- _GIVEN REQUEST_
Set down every entry word for word. Omit the pictures.

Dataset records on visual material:
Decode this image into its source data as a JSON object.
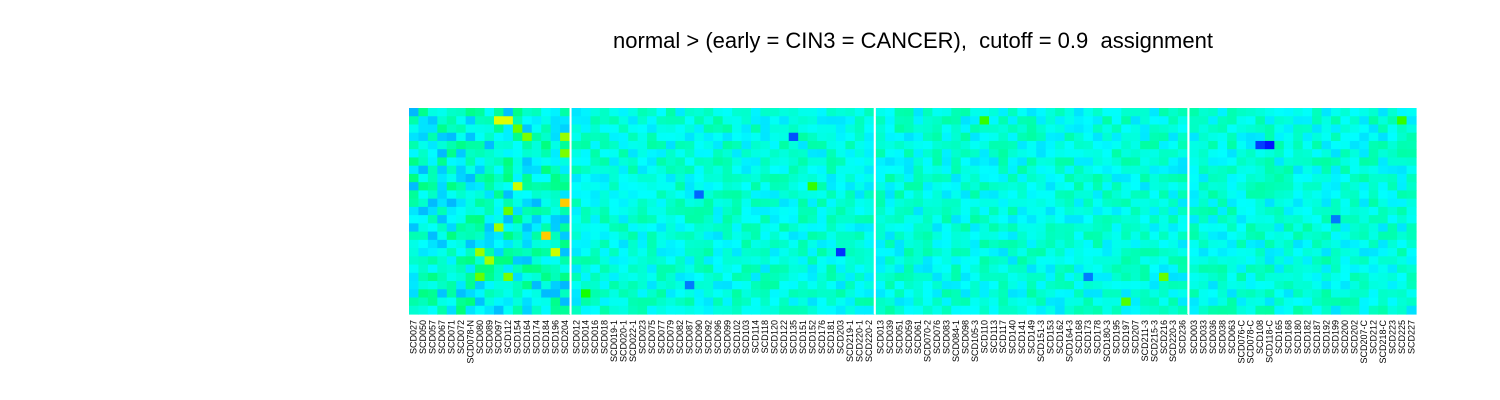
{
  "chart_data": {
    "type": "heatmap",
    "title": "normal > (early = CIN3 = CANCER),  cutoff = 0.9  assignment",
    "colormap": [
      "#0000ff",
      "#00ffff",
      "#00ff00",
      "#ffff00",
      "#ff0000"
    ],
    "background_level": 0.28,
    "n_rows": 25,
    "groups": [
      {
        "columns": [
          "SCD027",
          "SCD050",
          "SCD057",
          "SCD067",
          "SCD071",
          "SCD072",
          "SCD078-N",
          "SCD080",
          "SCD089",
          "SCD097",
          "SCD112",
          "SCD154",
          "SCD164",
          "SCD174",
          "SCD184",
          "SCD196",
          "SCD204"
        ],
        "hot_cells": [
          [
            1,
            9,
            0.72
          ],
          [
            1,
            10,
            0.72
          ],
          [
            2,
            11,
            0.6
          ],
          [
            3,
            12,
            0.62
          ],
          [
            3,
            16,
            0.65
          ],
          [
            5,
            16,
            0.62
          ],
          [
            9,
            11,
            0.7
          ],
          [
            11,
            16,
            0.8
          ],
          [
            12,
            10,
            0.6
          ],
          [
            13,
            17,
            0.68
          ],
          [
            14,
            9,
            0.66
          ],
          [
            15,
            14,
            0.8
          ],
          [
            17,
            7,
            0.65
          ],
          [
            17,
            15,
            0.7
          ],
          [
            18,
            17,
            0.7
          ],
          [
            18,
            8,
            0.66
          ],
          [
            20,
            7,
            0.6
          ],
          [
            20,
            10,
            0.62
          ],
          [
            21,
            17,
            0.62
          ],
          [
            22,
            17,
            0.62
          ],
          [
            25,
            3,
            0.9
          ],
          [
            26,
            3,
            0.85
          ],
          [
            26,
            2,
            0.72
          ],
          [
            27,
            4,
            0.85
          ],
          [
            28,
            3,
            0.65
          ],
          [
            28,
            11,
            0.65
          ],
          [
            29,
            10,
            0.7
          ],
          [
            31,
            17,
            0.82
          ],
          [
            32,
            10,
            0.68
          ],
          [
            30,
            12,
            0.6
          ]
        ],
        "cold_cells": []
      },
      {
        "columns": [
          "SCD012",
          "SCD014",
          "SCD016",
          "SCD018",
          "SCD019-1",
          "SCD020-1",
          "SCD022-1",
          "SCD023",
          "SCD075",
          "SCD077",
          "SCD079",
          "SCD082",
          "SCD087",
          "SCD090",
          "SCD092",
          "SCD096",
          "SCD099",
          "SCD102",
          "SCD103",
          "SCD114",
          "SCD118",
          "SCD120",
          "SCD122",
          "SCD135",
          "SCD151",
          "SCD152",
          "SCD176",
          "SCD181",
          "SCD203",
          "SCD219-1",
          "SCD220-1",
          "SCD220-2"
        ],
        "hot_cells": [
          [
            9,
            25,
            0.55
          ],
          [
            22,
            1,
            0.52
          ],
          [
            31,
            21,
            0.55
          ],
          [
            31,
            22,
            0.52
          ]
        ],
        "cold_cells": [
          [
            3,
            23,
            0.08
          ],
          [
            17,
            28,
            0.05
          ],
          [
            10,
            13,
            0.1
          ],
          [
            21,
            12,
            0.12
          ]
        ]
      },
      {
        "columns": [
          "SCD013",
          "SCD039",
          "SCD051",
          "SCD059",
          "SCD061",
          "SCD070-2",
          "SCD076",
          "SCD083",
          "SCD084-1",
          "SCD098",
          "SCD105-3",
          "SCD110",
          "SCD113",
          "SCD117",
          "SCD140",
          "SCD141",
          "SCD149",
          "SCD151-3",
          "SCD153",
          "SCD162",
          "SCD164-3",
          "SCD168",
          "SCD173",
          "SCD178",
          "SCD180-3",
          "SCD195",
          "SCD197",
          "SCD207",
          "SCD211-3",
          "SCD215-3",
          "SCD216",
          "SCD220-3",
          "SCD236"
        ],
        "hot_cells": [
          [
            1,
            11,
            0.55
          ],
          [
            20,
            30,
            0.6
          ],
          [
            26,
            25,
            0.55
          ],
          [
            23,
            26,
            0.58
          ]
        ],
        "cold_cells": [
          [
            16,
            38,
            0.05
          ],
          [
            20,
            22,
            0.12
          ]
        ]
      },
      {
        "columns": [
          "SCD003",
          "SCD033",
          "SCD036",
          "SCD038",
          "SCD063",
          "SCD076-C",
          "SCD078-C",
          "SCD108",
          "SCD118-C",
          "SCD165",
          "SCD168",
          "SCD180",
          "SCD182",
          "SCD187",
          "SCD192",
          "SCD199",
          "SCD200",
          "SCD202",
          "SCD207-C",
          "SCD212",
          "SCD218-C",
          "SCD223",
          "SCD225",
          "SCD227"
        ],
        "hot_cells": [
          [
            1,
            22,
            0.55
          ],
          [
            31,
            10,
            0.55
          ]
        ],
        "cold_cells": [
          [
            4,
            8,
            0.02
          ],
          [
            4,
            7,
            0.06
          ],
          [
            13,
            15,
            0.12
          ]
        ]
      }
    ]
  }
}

- _WRITTEN RESPONSE_
Decode this image into its source data as a JSON object.
{
  "chart_data": {
    "type": "heatmap",
    "title": "normal > (early = CIN3 = CANCER),  cutoff = 0.9  assignment",
    "colormap": [
      "#0000ff",
      "#00ffff",
      "#00ff00",
      "#ffff00",
      "#ff0000"
    ],
    "background_level": 0.28,
    "n_rows": 25,
    "groups": [
      {
        "columns": [
          "SCD027",
          "SCD050",
          "SCD057",
          "SCD067",
          "SCD071",
          "SCD072",
          "SCD078-N",
          "SCD080",
          "SCD089",
          "SCD097",
          "SCD112",
          "SCD154",
          "SCD164",
          "SCD174",
          "SCD184",
          "SCD196",
          "SCD204"
        ],
        "hot_cells": [
          [
            1,
            9,
            0.72
          ],
          [
            1,
            10,
            0.72
          ],
          [
            2,
            11,
            0.6
          ],
          [
            3,
            12,
            0.62
          ],
          [
            3,
            16,
            0.65
          ],
          [
            5,
            16,
            0.62
          ],
          [
            9,
            11,
            0.7
          ],
          [
            11,
            16,
            0.8
          ],
          [
            12,
            10,
            0.6
          ],
          [
            13,
            17,
            0.68
          ],
          [
            14,
            9,
            0.66
          ],
          [
            15,
            14,
            0.8
          ],
          [
            17,
            7,
            0.65
          ],
          [
            17,
            15,
            0.7
          ],
          [
            18,
            17,
            0.7
          ],
          [
            18,
            8,
            0.66
          ],
          [
            20,
            7,
            0.6
          ],
          [
            20,
            10,
            0.62
          ],
          [
            21,
            17,
            0.62
          ],
          [
            22,
            17,
            0.62
          ],
          [
            25,
            3,
            0.9
          ],
          [
            26,
            3,
            0.85
          ],
          [
            26,
            2,
            0.72
          ],
          [
            27,
            4,
            0.85
          ],
          [
            28,
            3,
            0.65
          ],
          [
            28,
            11,
            0.65
          ],
          [
            29,
            10,
            0.7
          ],
          [
            31,
            17,
            0.82
          ],
          [
            32,
            10,
            0.68
          ],
          [
            30,
            12,
            0.6
          ]
        ],
        "cold_cells": []
      },
      {
        "columns": [
          "SCD012",
          "SCD014",
          "SCD016",
          "SCD018",
          "SCD019-1",
          "SCD020-1",
          "SCD022-1",
          "SCD023",
          "SCD075",
          "SCD077",
          "SCD079",
          "SCD082",
          "SCD087",
          "SCD090",
          "SCD092",
          "SCD096",
          "SCD099",
          "SCD102",
          "SCD103",
          "SCD114",
          "SCD118",
          "SCD120",
          "SCD122",
          "SCD135",
          "SCD151",
          "SCD152",
          "SCD176",
          "SCD181",
          "SCD203",
          "SCD219-1",
          "SCD220-1",
          "SCD220-2"
        ],
        "hot_cells": [
          [
            9,
            25,
            0.55
          ],
          [
            22,
            1,
            0.52
          ],
          [
            31,
            21,
            0.55
          ],
          [
            31,
            22,
            0.52
          ]
        ],
        "cold_cells": [
          [
            3,
            23,
            0.08
          ],
          [
            17,
            28,
            0.05
          ],
          [
            10,
            13,
            0.1
          ],
          [
            21,
            12,
            0.12
          ]
        ]
      },
      {
        "columns": [
          "SCD013",
          "SCD039",
          "SCD051",
          "SCD059",
          "SCD061",
          "SCD070-2",
          "SCD076",
          "SCD083",
          "SCD084-1",
          "SCD098",
          "SCD105-3",
          "SCD110",
          "SCD113",
          "SCD117",
          "SCD140",
          "SCD141",
          "SCD149",
          "SCD151-3",
          "SCD153",
          "SCD162",
          "SCD164-3",
          "SCD168",
          "SCD173",
          "SCD178",
          "SCD180-3",
          "SCD195",
          "SCD197",
          "SCD207",
          "SCD211-3",
          "SCD215-3",
          "SCD216",
          "SCD220-3",
          "SCD236"
        ],
        "hot_cells": [
          [
            1,
            11,
            0.55
          ],
          [
            20,
            30,
            0.6
          ],
          [
            26,
            25,
            0.55
          ],
          [
            23,
            26,
            0.58
          ]
        ],
        "cold_cells": [
          [
            16,
            38,
            0.05
          ],
          [
            20,
            22,
            0.12
          ]
        ]
      },
      {
        "columns": [
          "SCD003",
          "SCD033",
          "SCD036",
          "SCD038",
          "SCD063",
          "SCD076-C",
          "SCD078-C",
          "SCD108",
          "SCD118-C",
          "SCD165",
          "SCD168",
          "SCD180",
          "SCD182",
          "SCD187",
          "SCD192",
          "SCD199",
          "SCD200",
          "SCD202",
          "SCD207-C",
          "SCD212",
          "SCD218-C",
          "SCD223",
          "SCD225",
          "SCD227"
        ],
        "hot_cells": [
          [
            1,
            22,
            0.55
          ],
          [
            31,
            10,
            0.55
          ]
        ],
        "cold_cells": [
          [
            4,
            8,
            0.02
          ],
          [
            4,
            7,
            0.06
          ],
          [
            13,
            15,
            0.12
          ]
        ]
      }
    ]
  }
}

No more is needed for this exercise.